◆ AIM OF THE TASK:
Render as a JSON list of strings, one string per line, the lines of the records between the line containing "opening-hall-living bbox=[700, 573, 778, 587]" and the line containing "room-dims-m: 3.64 m", inclusive, omitting any blank lines.

** START **

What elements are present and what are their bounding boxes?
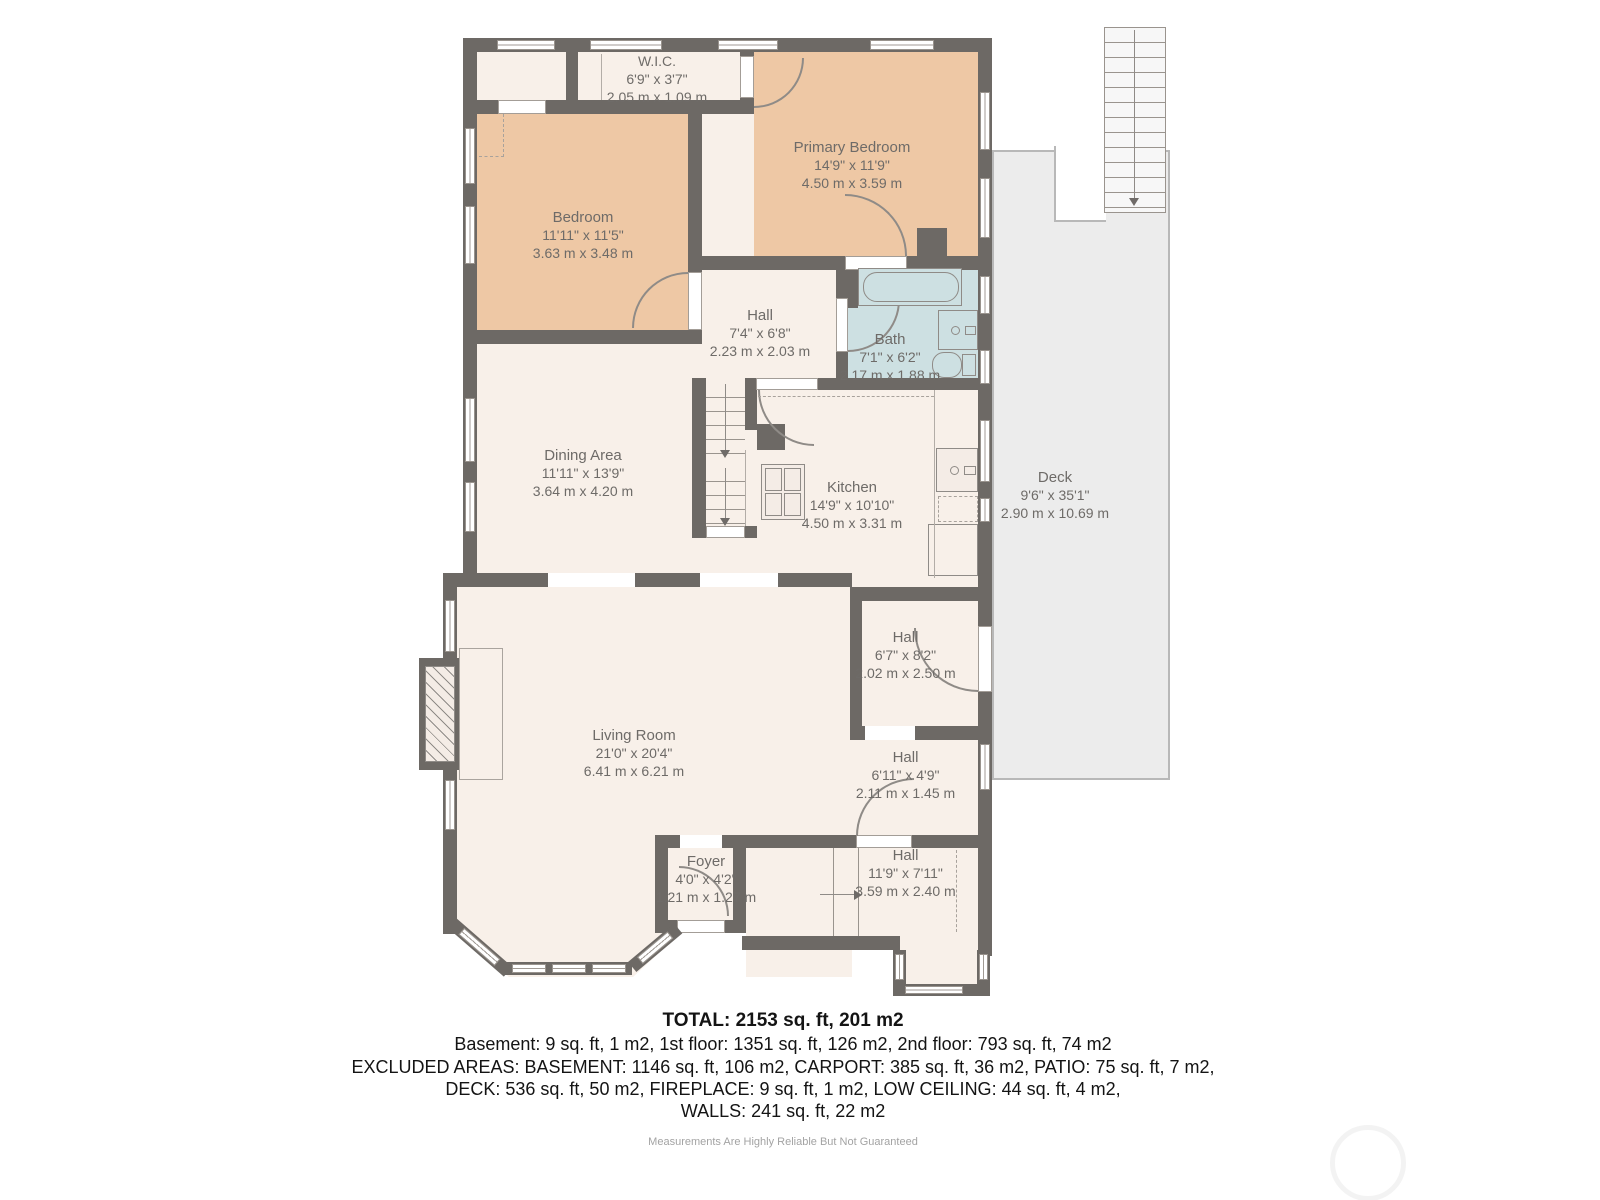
opening-hall-living bbox=[700, 573, 778, 587]
room-name: Hall bbox=[828, 748, 983, 767]
window-right-2 bbox=[980, 178, 990, 238]
room-dims-m: 4.50 m x 3.59 m bbox=[752, 175, 952, 193]
bathtub bbox=[858, 268, 962, 306]
porch-base bbox=[893, 950, 990, 986]
room-dims-m: 3.64 m x 4.20 m bbox=[483, 483, 683, 501]
window-right-1 bbox=[980, 92, 990, 150]
bay-mask-left bbox=[443, 934, 457, 978]
floor-plan: W.I.C. 6'9" x 3'7" 2.05 m x 1.09 m Prima… bbox=[0, 0, 1600, 1200]
bay-mask-right bbox=[668, 933, 746, 978]
window-right-3 bbox=[980, 276, 990, 314]
room-dims-ft: 14'9" x 11'9" bbox=[752, 157, 952, 175]
wall-kitchen-top-stub bbox=[745, 378, 756, 390]
room-name: Dining Area bbox=[483, 446, 683, 465]
window-left-4 bbox=[465, 482, 475, 532]
stairs-lower-arrow-icon bbox=[720, 518, 730, 526]
exterior-stairs bbox=[1104, 27, 1166, 213]
window-living-left-1 bbox=[445, 600, 455, 652]
wall-stairs-right bbox=[745, 390, 757, 430]
stairs-bottom-leaf bbox=[706, 526, 745, 538]
opening-foyer-top bbox=[680, 835, 722, 848]
window-top-4 bbox=[870, 40, 934, 50]
room-dims-ft: 7'4" x 6'8" bbox=[685, 325, 835, 343]
closet-opening bbox=[498, 100, 546, 114]
room-dims-ft: 7'1" x 6'2" bbox=[815, 349, 965, 367]
window-bay-1 bbox=[512, 964, 546, 973]
room-label-kitchen: Kitchen 14'9" x 10'10" 4.50 m x 3.31 m bbox=[752, 478, 952, 533]
room-name: Hall bbox=[685, 306, 835, 325]
room-label-deck: Deck 9'6" x 35'1" 2.90 m x 10.69 m bbox=[955, 468, 1155, 523]
room-label-hall-upper: Hall 7'4" x 6'8" 2.23 m x 2.03 m bbox=[685, 306, 835, 361]
stairs-upper-arrow-icon bbox=[720, 450, 730, 458]
window-porch-right bbox=[979, 954, 988, 980]
fireplace-hearth bbox=[459, 648, 503, 780]
room-dims-ft: 11'9" x 7'11" bbox=[828, 865, 983, 883]
room-dims-ft: 11'11" x 11'5" bbox=[483, 227, 683, 245]
room-name: Hall bbox=[828, 628, 983, 647]
room-label-dining: Dining Area 11'11" x 13'9" 3.64 m x 4.20… bbox=[483, 446, 683, 501]
room-label-bedroom: Bedroom 11'11" x 11'5" 3.63 m x 3.48 m bbox=[483, 208, 683, 263]
bedroom-lowceiling-marker bbox=[479, 114, 504, 157]
summary-excluded-1: EXCLUDED AREAS: BASEMENT: 1146 sq. ft, 1… bbox=[183, 1057, 1383, 1078]
wall-bottomhall-bottom bbox=[742, 936, 900, 950]
room-dims-m: 1.21 m x 1.27 m bbox=[631, 889, 781, 907]
room-dims-m: 3.59 m x 2.40 m bbox=[828, 883, 983, 901]
room-label-wic: W.I.C. 6'9" x 3'7" 2.05 m x 1.09 m bbox=[577, 53, 737, 107]
room-dims-m: 6.41 m x 6.21 m bbox=[534, 763, 734, 781]
room-dims-ft: 6'11" x 4'9" bbox=[828, 767, 983, 785]
window-right-4 bbox=[980, 350, 990, 384]
window-left-3 bbox=[465, 398, 475, 462]
wall-bedroom-bottom bbox=[463, 330, 702, 344]
chimney-block bbox=[917, 228, 947, 256]
room-dims-ft: 6'9" x 3'7" bbox=[577, 71, 737, 89]
room-dims-ft: 9'6" x 35'1" bbox=[955, 487, 1155, 505]
room-dims-m: 2.11 m x 1.45 m bbox=[828, 785, 983, 803]
exterior-stairs-down-arrow-icon bbox=[1129, 198, 1139, 206]
wall-kitchen-hall67 bbox=[850, 587, 992, 601]
room-dims-m: 2.17 m x 1.88 m bbox=[815, 367, 965, 385]
room-name: Primary Bedroom bbox=[752, 138, 952, 157]
wic-door-leaf bbox=[740, 56, 754, 98]
room-label-living: Living Room 21'0" x 20'4" 6.41 m x 6.21 … bbox=[534, 726, 734, 781]
room-label-bath: Bath 7'1" x 6'2" 2.17 m x 1.88 m bbox=[815, 330, 965, 385]
room-dims-m: 2.90 m x 10.69 m bbox=[955, 505, 1155, 523]
foyer-entry-leaf bbox=[677, 920, 725, 933]
window-top-2 bbox=[590, 40, 662, 50]
room-dims-m: 2.05 m x 1.09 m bbox=[577, 89, 737, 107]
bath-sink-faucet bbox=[965, 326, 976, 335]
watermark-circle bbox=[1330, 1125, 1406, 1200]
window-top-1 bbox=[497, 40, 555, 50]
room-dims-ft: 14'9" x 10'10" bbox=[752, 497, 952, 515]
summary-walls: WALLS: 241 sq. ft, 22 m2 bbox=[183, 1101, 1383, 1122]
window-left-1 bbox=[465, 128, 475, 184]
room-name: Deck bbox=[955, 468, 1155, 487]
exterior-stairs-center-line bbox=[1134, 30, 1135, 198]
room-label-hall67: Hall 6'7" x 8'2" 2.02 m x 2.50 m bbox=[828, 628, 983, 683]
kitchen-door-leaf bbox=[756, 378, 818, 390]
opening-dining-living bbox=[548, 573, 635, 587]
deck-area bbox=[992, 150, 1170, 780]
room-label-primary-bedroom: Primary Bedroom 14'9" x 11'9" 4.50 m x 3… bbox=[752, 138, 952, 193]
room-name: Living Room bbox=[534, 726, 734, 745]
room-dims-m: 2.02 m x 2.50 m bbox=[828, 665, 983, 683]
summary-total: TOTAL: 2153 sq. ft, 201 m2 bbox=[183, 1010, 1383, 1032]
window-top-3 bbox=[718, 40, 778, 50]
window-bay-2 bbox=[552, 964, 586, 973]
room-dims-ft: 11'11" x 13'9" bbox=[483, 465, 683, 483]
room-dims-ft: 21'0" x 20'4" bbox=[534, 745, 734, 763]
summary-excluded-2: DECK: 536 sq. ft, 50 m2, FIREPLACE: 9 sq… bbox=[183, 1079, 1383, 1100]
room-dims-ft: 6'7" x 8'2" bbox=[828, 647, 983, 665]
fireplace-hatch bbox=[425, 666, 455, 762]
room-name: Foyer bbox=[631, 852, 781, 871]
room-dims-m: 2.23 m x 2.03 m bbox=[685, 343, 835, 361]
stairs-right-thin-line bbox=[745, 450, 746, 526]
room-name: Bedroom bbox=[483, 208, 683, 227]
window-bay-3 bbox=[592, 964, 626, 973]
room-name: Bath bbox=[815, 330, 965, 349]
room-dims-ft: 4'0" x 4'2" bbox=[631, 871, 781, 889]
window-porch-bottom bbox=[905, 986, 963, 994]
stairs-upper-line bbox=[725, 384, 726, 450]
stairs-lower-line bbox=[725, 468, 726, 520]
window-living-left-2 bbox=[445, 780, 455, 830]
room-dims-m: 3.63 m x 3.48 m bbox=[483, 245, 683, 263]
room-label-hall-bottom: Hall 11'9" x 7'11" 3.59 m x 2.40 m bbox=[828, 846, 983, 901]
room-dims-m: 4.50 m x 3.31 m bbox=[752, 515, 952, 533]
opening-hall67-hall611 bbox=[865, 726, 915, 740]
window-porch-left bbox=[895, 954, 904, 980]
room-label-foyer: Foyer 4'0" x 4'2" 1.21 m x 1.27 m bbox=[631, 852, 781, 907]
summary-floors: Basement: 9 sq. ft, 1 m2, 1st floor: 135… bbox=[183, 1034, 1383, 1055]
room-name: Kitchen bbox=[752, 478, 952, 497]
deck-notch bbox=[1054, 146, 1106, 222]
window-left-2 bbox=[465, 206, 475, 264]
wall-dining-living bbox=[443, 573, 852, 587]
room-label-hall611: Hall 6'11" x 4'9" 2.11 m x 1.45 m bbox=[828, 748, 983, 803]
room-name: Hall bbox=[828, 846, 983, 865]
kitchen-counter-dashed bbox=[758, 396, 934, 397]
room-name: W.I.C. bbox=[577, 53, 737, 71]
measurements-disclaimer: Measurements Are Highly Reliable But Not… bbox=[183, 1136, 1383, 1148]
bathtub-inner bbox=[863, 272, 959, 302]
wall-stairs-left bbox=[692, 378, 706, 538]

** END **

◆ SOLUTION TO THIS EXERCISE:
[
  "opening-hall-living bbox=[700, 573, 778, 587]",
  "room-name: Hall bbox=[828, 748, 983, 767]",
  "window-right-2 bbox=[980, 178, 990, 238]",
  "room-dims-m: 4.50 m x 3.59 m bbox=[752, 175, 952, 193]",
  "bathtub bbox=[858, 268, 962, 306]",
  "porch-base bbox=[893, 950, 990, 986]",
  "room-dims-m: 3.64 m x 4.20 m bbox=[483, 483, 683, 501]"
]